- [Work to do] Take each line that has the word "membawa" and return it.

- [Data lines]

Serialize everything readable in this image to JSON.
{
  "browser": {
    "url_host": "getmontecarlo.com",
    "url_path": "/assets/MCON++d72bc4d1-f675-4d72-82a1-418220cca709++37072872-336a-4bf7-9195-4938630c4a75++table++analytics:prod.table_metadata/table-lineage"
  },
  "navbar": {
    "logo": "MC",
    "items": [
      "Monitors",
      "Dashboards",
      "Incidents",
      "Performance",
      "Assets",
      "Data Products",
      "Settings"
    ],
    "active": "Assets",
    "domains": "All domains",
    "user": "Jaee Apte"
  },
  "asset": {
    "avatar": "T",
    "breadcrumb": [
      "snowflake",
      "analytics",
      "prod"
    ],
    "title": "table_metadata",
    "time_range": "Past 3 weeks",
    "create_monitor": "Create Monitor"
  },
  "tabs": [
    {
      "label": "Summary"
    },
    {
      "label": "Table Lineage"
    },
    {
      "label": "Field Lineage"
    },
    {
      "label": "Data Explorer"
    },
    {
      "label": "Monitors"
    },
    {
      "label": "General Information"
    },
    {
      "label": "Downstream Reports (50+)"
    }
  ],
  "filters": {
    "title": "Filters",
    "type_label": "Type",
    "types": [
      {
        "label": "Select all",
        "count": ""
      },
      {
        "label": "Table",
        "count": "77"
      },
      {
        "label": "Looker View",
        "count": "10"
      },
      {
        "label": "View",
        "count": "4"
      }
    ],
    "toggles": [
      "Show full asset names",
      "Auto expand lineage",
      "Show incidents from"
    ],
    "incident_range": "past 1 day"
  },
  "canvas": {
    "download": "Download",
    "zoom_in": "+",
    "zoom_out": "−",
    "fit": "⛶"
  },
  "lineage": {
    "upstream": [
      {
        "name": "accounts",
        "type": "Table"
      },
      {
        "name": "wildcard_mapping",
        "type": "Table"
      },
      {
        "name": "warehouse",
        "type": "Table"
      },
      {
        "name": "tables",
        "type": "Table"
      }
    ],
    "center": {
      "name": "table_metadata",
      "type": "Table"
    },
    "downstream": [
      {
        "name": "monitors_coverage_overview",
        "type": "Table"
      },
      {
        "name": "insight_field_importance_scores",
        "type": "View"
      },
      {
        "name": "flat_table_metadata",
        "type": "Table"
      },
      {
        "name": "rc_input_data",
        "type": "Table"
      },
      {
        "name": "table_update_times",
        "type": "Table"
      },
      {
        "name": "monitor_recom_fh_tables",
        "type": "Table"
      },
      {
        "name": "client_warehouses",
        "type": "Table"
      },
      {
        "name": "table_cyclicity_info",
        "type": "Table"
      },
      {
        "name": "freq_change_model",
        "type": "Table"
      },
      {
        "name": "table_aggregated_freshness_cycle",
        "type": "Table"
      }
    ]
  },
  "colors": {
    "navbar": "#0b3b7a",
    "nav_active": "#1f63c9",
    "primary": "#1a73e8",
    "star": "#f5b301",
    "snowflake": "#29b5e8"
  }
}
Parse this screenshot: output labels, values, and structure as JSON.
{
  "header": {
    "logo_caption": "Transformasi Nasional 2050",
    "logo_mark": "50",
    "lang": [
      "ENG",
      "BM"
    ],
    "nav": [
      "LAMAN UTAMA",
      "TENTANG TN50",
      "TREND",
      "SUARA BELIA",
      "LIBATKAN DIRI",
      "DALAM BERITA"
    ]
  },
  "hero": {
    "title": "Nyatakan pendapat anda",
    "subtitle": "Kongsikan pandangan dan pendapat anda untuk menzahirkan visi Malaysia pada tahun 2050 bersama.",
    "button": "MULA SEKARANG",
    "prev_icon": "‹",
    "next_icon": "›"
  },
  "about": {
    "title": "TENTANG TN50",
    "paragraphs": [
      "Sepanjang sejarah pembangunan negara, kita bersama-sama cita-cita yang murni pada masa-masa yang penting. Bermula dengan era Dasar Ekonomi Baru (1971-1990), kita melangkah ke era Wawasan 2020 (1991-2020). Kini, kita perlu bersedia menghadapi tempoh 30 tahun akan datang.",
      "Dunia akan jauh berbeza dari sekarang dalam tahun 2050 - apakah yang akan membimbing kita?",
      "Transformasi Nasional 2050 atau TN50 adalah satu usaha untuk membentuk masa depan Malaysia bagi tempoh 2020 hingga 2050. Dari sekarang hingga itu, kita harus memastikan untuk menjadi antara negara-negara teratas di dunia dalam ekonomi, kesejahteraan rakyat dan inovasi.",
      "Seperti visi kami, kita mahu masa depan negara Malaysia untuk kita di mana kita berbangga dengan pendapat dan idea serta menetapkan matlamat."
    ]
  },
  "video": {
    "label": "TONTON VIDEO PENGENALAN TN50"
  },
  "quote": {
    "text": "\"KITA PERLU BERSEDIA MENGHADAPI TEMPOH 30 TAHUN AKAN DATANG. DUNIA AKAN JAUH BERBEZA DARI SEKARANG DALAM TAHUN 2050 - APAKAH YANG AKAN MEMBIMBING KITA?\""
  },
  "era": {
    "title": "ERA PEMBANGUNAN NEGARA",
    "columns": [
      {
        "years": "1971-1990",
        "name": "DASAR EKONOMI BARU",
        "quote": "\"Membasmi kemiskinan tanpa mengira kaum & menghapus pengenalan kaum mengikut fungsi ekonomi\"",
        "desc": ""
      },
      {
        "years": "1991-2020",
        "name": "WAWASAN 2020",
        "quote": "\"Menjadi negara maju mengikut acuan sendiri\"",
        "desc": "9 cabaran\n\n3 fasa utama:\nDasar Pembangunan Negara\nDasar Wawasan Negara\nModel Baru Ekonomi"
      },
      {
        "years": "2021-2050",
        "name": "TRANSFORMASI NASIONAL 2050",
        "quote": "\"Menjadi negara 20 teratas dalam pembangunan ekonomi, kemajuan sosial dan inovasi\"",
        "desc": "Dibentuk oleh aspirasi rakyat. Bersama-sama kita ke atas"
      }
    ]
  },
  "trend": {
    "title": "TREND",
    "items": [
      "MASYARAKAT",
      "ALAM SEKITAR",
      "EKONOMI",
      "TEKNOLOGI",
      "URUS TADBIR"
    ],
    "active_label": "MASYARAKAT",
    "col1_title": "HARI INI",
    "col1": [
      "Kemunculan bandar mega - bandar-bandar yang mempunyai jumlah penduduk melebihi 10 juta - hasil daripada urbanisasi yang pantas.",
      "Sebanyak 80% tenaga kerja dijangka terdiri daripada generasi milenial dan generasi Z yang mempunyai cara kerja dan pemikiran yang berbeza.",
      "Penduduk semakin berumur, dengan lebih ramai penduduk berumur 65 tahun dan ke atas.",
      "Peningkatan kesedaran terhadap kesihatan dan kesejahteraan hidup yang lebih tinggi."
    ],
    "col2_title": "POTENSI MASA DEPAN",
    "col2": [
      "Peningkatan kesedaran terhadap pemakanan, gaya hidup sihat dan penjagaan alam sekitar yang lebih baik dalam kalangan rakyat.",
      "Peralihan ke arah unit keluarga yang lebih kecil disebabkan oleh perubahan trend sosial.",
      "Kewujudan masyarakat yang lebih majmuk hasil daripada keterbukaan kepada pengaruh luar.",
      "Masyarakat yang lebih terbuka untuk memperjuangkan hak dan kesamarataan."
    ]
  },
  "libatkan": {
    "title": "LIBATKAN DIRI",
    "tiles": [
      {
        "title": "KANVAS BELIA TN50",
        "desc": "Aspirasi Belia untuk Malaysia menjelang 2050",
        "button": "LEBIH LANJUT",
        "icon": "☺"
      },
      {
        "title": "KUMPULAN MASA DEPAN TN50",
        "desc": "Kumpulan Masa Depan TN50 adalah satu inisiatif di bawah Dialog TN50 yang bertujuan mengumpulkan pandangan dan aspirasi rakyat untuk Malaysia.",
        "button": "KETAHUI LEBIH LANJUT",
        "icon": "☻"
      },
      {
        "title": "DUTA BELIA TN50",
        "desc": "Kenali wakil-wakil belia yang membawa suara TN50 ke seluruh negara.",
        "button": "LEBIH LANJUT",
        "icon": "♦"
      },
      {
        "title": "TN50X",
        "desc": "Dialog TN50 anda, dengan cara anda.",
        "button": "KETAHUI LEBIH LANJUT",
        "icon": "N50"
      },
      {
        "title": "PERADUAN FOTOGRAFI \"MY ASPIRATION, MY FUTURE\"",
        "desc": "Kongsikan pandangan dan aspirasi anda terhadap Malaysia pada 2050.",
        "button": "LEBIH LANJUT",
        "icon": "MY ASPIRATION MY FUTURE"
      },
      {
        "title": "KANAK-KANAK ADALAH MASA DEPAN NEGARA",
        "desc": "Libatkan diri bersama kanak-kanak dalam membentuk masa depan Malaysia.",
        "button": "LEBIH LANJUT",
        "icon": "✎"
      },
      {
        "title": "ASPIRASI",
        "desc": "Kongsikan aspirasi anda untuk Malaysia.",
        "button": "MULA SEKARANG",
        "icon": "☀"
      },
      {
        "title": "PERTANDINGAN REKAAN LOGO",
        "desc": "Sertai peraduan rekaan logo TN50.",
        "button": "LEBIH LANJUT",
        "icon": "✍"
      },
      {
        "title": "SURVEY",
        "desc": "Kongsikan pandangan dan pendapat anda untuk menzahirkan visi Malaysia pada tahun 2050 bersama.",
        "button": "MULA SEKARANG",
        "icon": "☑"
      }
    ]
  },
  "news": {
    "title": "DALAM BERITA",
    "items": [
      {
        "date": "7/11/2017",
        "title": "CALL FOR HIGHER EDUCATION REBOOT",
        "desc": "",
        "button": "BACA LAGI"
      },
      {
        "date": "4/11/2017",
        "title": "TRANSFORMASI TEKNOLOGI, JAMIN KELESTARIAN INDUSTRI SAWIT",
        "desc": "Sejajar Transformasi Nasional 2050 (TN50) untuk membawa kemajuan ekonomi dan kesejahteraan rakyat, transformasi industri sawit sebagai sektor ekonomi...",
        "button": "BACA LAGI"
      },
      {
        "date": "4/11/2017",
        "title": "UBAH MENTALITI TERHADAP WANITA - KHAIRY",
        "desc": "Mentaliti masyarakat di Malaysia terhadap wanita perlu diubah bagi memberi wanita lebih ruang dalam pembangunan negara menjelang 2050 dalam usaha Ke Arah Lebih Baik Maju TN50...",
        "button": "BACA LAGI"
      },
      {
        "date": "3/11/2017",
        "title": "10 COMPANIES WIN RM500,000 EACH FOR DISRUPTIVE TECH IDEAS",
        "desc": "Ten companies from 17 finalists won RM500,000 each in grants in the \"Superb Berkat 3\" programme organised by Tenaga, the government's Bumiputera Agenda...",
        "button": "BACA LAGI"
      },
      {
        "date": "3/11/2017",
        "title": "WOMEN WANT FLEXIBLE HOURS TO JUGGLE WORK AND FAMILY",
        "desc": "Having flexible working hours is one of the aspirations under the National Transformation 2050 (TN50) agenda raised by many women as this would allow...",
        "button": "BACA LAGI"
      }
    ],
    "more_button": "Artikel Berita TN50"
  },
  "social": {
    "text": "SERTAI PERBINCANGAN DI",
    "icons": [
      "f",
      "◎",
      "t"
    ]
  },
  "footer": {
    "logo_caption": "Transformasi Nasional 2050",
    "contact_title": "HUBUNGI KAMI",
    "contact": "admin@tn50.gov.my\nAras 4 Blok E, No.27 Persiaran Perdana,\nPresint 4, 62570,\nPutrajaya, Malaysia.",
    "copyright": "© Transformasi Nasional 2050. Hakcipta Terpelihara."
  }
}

- [Solution to this exercise]
        "desc": "Kenali wakil-wakil belia yang membawa suara TN50 ke seluruh negara.",
        "desc": "Sejajar Transformasi Nasional 2050 (TN50) untuk membawa kemajuan ekonomi dan kesejahteraan rakyat, transformasi industri sawit sebagai sektor ekonomi...",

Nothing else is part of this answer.